[Exercise requirements] Pick out all lines of the entries that include the word "ноября" and copy them.
— begin Dataset —
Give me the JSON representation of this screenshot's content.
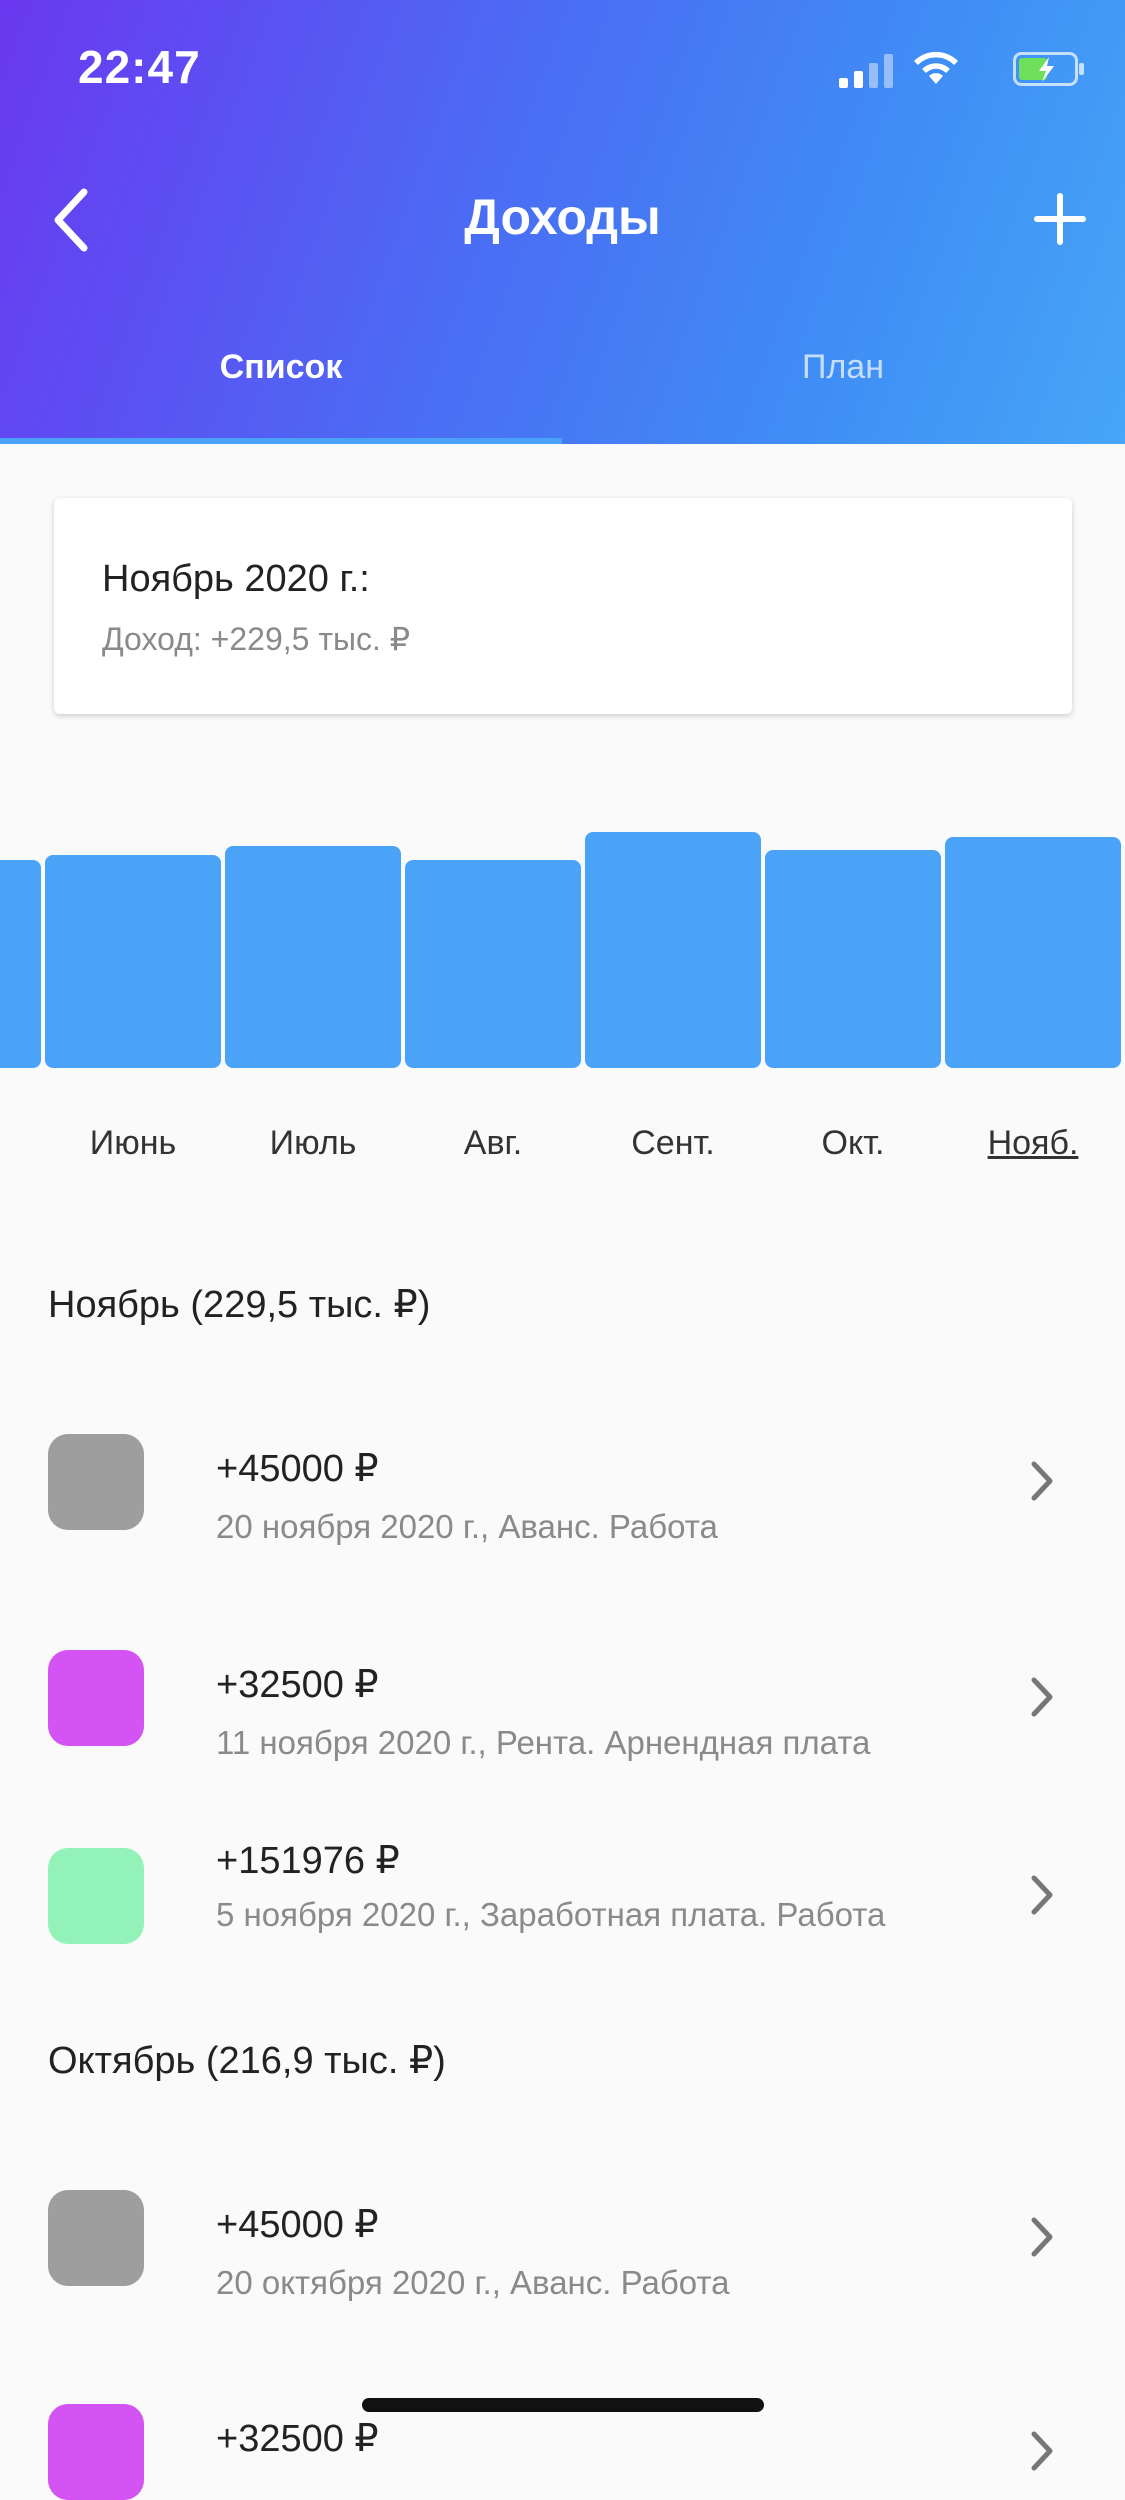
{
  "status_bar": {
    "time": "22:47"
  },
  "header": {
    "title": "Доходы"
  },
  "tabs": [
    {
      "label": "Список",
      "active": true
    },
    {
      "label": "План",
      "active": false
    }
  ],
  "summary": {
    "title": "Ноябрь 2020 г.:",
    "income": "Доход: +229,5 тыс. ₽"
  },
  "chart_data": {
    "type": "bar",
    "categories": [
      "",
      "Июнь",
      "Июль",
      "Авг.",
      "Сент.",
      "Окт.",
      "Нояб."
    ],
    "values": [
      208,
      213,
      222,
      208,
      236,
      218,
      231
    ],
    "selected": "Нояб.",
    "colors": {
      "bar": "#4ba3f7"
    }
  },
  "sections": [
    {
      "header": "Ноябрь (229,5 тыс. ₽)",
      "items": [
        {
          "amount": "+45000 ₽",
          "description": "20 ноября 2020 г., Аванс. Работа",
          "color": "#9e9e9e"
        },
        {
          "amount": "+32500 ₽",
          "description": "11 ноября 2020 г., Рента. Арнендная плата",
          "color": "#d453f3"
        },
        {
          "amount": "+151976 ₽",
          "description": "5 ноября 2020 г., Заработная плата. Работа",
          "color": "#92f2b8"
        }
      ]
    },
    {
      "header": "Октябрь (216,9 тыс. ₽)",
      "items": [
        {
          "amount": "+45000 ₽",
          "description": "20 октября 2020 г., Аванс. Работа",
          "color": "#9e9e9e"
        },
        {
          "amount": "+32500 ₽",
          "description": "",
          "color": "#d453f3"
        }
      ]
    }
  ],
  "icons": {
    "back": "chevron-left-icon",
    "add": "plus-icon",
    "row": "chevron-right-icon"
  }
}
— end Dataset —
[Answer to this task]
          "description": "20 ноября 2020 г., Аванс. Работа",
          "description": "11 ноября 2020 г., Рента. Арнендная плата",
          "description": "5 ноября 2020 г., Заработная плата. Работа",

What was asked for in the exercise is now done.